→ Record list:

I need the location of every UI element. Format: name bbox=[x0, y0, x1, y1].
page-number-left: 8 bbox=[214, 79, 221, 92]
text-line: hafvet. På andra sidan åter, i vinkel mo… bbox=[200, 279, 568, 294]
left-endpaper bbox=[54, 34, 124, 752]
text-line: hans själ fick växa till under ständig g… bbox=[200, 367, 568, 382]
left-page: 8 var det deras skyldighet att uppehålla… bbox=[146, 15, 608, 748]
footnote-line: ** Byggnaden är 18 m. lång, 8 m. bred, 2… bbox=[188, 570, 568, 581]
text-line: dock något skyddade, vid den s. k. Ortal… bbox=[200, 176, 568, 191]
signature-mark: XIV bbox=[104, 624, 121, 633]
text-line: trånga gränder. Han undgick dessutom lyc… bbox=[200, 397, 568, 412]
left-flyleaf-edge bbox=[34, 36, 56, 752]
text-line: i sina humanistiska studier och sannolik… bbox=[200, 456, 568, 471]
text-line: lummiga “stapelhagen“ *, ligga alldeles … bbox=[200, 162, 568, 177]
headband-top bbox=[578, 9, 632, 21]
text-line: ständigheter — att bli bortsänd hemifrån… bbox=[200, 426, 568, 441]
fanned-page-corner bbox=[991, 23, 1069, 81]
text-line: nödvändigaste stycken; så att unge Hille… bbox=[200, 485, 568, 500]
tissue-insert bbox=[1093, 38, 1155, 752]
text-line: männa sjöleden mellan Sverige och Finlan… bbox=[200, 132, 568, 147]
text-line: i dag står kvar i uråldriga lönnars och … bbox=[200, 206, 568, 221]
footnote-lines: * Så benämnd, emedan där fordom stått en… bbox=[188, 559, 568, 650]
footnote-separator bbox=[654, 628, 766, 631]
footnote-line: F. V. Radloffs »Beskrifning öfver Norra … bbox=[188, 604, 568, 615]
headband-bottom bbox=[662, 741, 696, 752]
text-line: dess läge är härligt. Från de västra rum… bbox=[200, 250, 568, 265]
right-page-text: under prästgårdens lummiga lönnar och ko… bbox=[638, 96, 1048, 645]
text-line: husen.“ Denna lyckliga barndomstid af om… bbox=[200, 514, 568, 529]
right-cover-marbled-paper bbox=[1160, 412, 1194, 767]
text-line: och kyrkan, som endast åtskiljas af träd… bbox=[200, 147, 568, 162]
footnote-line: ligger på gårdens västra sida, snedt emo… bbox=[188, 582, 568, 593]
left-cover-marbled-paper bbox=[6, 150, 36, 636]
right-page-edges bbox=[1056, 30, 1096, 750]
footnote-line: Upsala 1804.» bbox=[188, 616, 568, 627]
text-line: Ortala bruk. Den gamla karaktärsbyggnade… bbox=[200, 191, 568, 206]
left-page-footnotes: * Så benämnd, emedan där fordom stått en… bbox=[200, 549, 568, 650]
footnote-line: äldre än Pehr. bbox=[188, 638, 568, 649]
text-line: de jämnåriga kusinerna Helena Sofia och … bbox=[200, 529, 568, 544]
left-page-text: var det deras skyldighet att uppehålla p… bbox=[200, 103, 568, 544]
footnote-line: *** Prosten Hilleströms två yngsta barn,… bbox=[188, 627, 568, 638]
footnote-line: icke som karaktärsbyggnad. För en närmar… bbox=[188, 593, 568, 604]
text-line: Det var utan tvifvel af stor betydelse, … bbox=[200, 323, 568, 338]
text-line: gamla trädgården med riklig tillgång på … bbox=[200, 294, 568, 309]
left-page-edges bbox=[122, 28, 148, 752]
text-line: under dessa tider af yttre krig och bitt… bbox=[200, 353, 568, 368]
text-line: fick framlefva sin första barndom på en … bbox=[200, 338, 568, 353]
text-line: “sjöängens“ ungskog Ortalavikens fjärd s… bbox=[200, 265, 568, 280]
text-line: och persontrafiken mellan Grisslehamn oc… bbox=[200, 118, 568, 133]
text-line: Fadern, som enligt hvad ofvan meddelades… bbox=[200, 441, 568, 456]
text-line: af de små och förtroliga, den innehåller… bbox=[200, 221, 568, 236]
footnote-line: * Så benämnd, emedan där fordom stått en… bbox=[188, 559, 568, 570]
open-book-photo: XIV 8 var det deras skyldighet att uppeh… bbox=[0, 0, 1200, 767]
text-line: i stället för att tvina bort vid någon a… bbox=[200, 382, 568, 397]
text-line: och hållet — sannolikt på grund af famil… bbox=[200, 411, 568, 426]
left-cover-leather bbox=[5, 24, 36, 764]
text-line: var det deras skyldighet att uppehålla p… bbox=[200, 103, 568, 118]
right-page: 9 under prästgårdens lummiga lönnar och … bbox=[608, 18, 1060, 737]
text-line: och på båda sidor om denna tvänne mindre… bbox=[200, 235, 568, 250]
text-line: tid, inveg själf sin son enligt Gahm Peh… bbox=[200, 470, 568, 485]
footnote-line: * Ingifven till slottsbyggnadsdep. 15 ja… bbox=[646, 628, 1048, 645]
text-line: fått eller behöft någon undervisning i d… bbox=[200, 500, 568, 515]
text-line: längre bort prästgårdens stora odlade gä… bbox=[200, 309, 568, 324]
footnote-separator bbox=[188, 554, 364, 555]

→ Short exercise: Copy out the lines from the start of the records through the line that contains "signature-mark: XIV bbox=[104, 624, 121, 633]", reproducing each one verbatim.

→ Answer to the problem:
I need the location of every UI element. Format: name bbox=[x0, y0, x1, y1].
page-number-left: 8 bbox=[214, 79, 221, 92]
text-line: hafvet. På andra sidan åter, i vinkel mo… bbox=[200, 279, 568, 294]
left-endpaper bbox=[54, 34, 124, 752]
text-line: hans själ fick växa till under ständig g… bbox=[200, 367, 568, 382]
left-page: 8 var det deras skyldighet att uppehålla… bbox=[146, 15, 608, 748]
footnote-line: ** Byggnaden är 18 m. lång, 8 m. bred, 2… bbox=[188, 570, 568, 581]
text-line: dock något skyddade, vid den s. k. Ortal… bbox=[200, 176, 568, 191]
signature-mark: XIV bbox=[104, 624, 121, 633]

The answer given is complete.